--- begin Data lines ---
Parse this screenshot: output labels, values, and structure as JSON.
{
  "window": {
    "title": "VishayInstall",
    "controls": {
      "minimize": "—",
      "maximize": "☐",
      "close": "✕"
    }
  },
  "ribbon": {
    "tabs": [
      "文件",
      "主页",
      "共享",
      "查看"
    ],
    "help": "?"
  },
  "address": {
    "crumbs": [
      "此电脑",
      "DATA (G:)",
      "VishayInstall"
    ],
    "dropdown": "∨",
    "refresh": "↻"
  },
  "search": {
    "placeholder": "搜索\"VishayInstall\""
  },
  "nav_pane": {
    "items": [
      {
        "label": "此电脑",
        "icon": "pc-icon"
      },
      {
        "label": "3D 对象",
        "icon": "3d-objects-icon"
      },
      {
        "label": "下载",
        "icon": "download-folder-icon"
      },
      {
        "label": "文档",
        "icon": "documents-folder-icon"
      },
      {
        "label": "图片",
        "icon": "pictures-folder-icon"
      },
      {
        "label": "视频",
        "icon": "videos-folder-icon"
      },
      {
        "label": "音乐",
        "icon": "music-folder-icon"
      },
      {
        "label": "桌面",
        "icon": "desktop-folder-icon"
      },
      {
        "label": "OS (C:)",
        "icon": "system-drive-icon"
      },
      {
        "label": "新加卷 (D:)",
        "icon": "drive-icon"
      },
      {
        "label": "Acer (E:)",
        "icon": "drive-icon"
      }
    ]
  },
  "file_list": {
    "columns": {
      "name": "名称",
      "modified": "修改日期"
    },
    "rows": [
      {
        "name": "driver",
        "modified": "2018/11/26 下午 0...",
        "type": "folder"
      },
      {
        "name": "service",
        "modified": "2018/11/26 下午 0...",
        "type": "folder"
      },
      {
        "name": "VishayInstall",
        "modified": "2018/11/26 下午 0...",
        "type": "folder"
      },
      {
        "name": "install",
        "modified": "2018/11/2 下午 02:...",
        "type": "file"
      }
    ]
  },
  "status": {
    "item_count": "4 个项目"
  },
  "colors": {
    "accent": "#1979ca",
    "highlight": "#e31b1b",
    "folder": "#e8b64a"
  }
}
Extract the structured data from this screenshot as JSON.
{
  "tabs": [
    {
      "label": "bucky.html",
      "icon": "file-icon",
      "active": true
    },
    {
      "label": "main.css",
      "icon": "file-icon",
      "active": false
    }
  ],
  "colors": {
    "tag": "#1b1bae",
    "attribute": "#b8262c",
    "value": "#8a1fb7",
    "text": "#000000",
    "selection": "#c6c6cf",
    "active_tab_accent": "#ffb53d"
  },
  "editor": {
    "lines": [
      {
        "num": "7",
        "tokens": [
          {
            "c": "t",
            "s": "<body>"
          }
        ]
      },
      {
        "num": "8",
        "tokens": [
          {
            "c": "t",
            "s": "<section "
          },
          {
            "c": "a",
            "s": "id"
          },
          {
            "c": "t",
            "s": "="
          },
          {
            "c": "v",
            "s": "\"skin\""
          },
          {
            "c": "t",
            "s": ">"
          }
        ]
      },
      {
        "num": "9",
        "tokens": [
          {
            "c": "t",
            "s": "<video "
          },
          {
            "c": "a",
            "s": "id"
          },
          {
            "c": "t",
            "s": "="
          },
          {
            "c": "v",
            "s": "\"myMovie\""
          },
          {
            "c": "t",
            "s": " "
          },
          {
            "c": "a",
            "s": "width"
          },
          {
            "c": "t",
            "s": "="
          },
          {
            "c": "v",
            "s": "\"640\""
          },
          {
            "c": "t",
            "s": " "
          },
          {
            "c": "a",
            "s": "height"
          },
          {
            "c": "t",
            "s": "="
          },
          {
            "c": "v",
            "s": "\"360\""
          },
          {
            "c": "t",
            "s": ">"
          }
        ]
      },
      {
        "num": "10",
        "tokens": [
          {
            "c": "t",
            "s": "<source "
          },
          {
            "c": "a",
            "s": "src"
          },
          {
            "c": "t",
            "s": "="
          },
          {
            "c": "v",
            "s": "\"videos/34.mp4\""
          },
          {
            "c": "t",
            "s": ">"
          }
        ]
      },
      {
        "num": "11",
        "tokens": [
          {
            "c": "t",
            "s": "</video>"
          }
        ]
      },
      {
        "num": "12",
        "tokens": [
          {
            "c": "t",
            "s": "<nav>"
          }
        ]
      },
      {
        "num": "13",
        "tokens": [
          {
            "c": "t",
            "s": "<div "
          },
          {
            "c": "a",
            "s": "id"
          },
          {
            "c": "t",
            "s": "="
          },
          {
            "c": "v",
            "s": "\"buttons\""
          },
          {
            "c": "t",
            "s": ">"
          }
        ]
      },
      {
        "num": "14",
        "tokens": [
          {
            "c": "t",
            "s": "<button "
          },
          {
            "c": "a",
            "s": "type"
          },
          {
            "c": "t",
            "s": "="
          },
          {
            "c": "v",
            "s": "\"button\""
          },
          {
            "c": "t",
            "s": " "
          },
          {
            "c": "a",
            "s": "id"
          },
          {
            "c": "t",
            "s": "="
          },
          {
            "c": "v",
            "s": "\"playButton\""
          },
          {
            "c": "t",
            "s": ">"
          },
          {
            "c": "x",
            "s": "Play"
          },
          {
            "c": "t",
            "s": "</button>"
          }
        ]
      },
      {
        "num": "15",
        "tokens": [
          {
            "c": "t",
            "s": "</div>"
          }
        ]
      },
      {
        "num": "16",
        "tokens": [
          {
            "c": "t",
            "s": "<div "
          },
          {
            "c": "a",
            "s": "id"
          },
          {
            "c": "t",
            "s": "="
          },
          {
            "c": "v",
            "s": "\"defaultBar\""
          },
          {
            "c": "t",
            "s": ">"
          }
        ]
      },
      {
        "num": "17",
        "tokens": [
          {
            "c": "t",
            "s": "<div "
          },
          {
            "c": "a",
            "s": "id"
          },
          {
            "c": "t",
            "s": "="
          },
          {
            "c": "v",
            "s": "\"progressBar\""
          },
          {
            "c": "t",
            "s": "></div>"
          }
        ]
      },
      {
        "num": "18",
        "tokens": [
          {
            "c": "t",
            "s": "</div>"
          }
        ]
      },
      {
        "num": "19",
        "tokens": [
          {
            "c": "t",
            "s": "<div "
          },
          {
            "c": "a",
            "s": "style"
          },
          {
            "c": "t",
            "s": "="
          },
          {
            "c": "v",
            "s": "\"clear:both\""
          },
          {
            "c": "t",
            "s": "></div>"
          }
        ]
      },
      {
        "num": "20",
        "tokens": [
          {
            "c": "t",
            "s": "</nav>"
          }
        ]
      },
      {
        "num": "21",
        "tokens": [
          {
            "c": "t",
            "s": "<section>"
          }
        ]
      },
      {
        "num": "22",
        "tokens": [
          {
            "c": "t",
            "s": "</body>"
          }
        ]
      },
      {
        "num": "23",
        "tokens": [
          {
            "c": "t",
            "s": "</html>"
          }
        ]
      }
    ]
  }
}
--- end Data lines ---
▶ _Exercise_
Pull out the lines above in which the word "VishayInstall" appears.

▶ _Full answer_
    "title": "VishayInstall",
      "VishayInstall"
    "placeholder": "搜索\"VishayInstall\""
        "name": "VishayInstall",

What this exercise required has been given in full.